= What you have to do =
In the material below, list every line carrying the string "loss".

= Input records =
>>>>>

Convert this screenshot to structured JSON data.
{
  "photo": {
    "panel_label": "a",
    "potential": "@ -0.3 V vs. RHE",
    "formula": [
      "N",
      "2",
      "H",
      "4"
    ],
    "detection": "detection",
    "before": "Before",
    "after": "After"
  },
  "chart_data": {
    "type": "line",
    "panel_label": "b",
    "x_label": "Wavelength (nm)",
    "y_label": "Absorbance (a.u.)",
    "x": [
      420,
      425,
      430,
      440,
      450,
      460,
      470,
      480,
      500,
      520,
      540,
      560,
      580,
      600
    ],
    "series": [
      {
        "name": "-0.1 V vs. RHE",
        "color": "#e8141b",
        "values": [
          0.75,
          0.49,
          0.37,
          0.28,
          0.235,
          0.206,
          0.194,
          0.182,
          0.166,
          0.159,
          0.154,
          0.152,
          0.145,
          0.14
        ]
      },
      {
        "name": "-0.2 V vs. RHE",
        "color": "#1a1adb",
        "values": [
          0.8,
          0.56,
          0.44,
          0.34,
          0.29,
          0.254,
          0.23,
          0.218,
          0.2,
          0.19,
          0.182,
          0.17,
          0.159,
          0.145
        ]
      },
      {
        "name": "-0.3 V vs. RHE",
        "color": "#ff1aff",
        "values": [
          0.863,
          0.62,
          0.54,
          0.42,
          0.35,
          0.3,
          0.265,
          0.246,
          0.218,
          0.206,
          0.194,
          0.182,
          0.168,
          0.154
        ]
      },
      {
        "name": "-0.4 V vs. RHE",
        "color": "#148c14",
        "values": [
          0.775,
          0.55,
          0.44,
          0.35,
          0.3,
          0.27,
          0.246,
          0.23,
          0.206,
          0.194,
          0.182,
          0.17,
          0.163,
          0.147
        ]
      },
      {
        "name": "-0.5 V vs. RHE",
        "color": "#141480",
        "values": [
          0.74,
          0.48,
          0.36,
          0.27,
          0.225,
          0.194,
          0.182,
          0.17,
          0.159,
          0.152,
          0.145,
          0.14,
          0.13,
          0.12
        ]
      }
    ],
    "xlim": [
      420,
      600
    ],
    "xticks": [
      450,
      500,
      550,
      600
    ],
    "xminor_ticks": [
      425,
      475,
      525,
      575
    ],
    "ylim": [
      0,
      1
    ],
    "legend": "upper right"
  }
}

<<<<<
>>>>>

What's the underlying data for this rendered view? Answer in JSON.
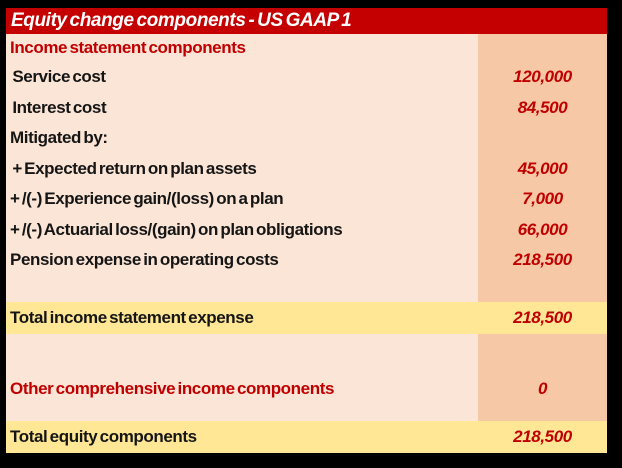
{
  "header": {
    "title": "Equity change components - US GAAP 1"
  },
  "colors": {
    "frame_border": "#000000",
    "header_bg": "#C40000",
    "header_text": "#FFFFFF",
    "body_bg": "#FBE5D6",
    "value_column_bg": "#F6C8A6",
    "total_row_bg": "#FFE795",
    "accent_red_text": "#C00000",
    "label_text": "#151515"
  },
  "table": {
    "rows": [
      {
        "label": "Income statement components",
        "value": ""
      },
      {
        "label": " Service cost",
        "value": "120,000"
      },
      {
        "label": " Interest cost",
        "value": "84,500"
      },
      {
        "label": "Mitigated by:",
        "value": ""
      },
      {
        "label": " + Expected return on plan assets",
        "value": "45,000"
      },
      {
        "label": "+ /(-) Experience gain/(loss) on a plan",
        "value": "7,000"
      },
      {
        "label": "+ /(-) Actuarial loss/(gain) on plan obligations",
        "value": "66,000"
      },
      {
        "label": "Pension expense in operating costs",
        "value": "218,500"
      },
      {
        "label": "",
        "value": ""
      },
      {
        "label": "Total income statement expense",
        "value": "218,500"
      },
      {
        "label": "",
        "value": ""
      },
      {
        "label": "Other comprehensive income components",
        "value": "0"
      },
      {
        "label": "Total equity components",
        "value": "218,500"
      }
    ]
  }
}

<<<<<
>>>>>

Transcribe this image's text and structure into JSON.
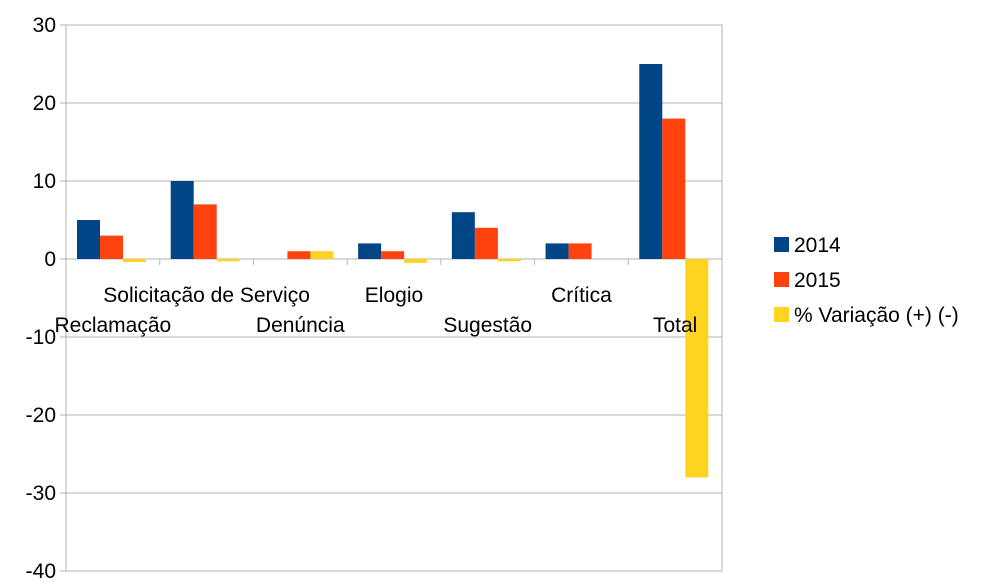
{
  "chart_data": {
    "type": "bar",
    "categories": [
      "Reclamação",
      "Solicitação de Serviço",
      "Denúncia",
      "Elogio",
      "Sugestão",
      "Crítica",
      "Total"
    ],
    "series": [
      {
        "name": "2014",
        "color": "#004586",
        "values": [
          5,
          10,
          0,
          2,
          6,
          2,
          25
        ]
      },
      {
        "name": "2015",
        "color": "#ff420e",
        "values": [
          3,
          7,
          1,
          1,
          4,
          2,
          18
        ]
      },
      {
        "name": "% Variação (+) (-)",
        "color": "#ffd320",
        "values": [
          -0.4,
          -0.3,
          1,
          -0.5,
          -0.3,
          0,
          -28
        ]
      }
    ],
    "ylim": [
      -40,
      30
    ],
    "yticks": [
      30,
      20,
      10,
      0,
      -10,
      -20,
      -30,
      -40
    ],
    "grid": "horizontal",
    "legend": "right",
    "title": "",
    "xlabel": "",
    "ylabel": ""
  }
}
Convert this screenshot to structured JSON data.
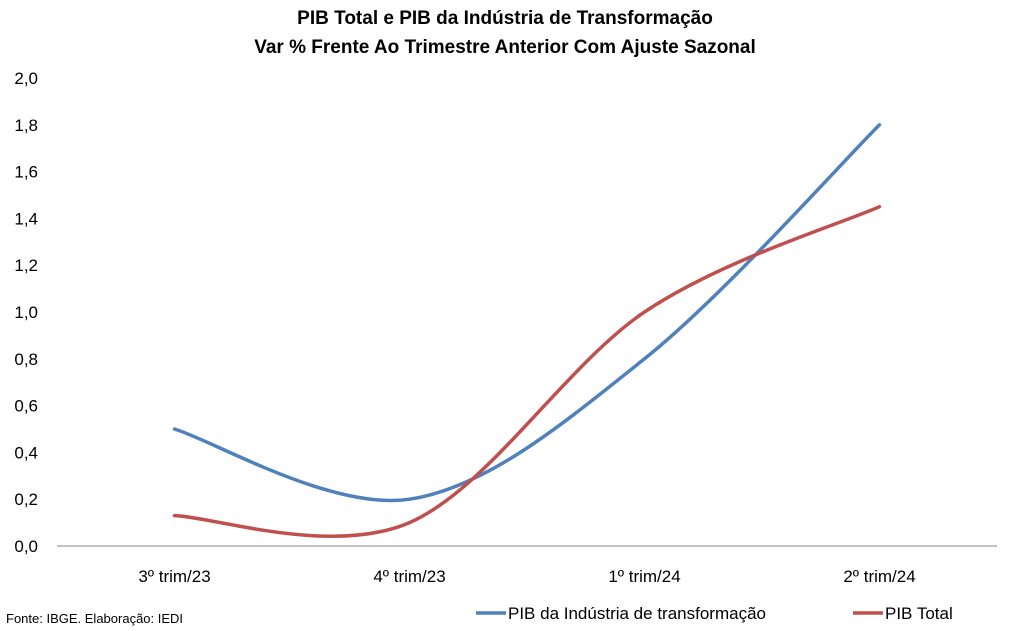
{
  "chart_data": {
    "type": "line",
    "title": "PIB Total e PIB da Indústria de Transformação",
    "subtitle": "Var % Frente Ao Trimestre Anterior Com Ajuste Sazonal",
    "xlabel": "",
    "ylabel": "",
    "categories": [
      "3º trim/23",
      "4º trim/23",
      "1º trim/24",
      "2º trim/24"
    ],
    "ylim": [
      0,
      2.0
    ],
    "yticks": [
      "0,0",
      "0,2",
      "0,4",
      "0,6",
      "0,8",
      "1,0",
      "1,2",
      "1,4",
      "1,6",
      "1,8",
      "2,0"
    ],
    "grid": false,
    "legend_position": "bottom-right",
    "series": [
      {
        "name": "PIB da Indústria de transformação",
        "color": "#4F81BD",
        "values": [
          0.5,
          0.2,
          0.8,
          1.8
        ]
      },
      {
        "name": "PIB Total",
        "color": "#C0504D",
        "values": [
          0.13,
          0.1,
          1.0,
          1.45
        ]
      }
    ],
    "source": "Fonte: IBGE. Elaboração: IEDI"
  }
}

<<<<<

= Correct answer =
        "label": "+ /(-) Experience gain/(loss) on a plan",
        "label": "+ /(-) Actuarial loss/(gain) on plan obligations",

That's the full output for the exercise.